Stored data:
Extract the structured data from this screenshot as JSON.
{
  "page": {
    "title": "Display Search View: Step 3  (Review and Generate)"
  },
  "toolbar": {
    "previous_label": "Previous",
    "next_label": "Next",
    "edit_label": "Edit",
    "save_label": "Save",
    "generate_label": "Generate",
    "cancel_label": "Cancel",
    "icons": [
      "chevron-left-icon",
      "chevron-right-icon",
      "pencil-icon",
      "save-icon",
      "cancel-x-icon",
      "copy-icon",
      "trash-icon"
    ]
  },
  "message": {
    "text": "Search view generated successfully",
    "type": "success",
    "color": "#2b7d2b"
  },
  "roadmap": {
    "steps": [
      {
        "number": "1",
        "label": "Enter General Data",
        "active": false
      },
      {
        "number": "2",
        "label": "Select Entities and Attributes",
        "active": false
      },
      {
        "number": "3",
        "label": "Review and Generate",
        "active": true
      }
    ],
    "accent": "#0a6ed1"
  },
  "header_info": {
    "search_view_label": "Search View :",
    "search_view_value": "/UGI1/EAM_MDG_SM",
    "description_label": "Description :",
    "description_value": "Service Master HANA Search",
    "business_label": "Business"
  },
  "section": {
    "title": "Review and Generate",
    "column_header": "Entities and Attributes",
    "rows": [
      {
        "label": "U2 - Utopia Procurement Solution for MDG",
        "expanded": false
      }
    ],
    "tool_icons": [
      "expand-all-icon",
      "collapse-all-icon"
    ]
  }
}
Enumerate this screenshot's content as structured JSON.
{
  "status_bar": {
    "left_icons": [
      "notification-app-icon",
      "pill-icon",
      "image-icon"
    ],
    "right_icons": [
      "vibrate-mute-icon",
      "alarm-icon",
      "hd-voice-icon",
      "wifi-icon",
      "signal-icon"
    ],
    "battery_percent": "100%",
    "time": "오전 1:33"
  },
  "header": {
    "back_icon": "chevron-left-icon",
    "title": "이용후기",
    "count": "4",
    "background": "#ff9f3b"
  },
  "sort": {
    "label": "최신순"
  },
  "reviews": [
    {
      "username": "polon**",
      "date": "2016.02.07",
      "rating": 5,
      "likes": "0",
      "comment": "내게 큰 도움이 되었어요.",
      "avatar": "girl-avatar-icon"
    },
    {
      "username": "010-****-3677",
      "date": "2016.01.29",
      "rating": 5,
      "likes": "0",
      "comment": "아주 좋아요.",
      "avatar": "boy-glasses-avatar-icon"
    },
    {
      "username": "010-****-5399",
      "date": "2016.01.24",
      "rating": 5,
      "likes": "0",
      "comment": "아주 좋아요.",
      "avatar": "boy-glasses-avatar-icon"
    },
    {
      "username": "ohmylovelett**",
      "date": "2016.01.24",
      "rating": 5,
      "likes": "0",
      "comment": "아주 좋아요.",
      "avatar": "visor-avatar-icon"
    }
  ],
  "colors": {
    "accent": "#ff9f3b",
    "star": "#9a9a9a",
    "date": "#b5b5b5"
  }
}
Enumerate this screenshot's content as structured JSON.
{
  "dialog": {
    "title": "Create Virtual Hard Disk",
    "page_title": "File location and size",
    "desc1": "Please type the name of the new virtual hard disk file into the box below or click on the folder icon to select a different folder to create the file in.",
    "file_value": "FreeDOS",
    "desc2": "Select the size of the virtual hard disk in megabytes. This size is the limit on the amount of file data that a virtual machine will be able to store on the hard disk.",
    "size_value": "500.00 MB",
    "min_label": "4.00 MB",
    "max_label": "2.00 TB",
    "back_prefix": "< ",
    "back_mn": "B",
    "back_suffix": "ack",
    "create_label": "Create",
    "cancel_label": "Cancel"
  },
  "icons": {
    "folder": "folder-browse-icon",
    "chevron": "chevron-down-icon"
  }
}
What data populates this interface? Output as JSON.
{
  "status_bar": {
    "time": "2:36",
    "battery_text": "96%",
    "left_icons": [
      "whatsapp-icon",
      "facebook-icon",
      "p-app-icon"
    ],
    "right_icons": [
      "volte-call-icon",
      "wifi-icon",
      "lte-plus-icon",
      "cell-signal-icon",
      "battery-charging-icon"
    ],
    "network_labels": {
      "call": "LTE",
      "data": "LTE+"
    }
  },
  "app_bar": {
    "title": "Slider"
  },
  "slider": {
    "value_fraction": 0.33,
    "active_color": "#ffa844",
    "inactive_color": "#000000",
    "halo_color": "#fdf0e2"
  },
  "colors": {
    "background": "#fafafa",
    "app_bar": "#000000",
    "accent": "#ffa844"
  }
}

SET PROBLEM: Extract every line from the one containing "What data populates" through the last line of the data, inclusive, exactly as written.

WRITTEN SOLUTION:
What data populates this interface? Output as JSON.
{
  "status_bar": {
    "time": "2:36",
    "battery_text": "96%",
    "left_icons": [
      "whatsapp-icon",
      "facebook-icon",
      "p-app-icon"
    ],
    "right_icons": [
      "volte-call-icon",
      "wifi-icon",
      "lte-plus-icon",
      "cell-signal-icon",
      "battery-charging-icon"
    ],
    "network_labels": {
      "call": "LTE",
      "data": "LTE+"
    }
  },
  "app_bar": {
    "title": "Slider"
  },
  "slider": {
    "value_fraction": 0.33,
    "active_color": "#ffa844",
    "inactive_color": "#000000",
    "halo_color": "#fdf0e2"
  },
  "colors": {
    "background": "#fafafa",
    "app_bar": "#000000",
    "accent": "#ffa844"
  }
}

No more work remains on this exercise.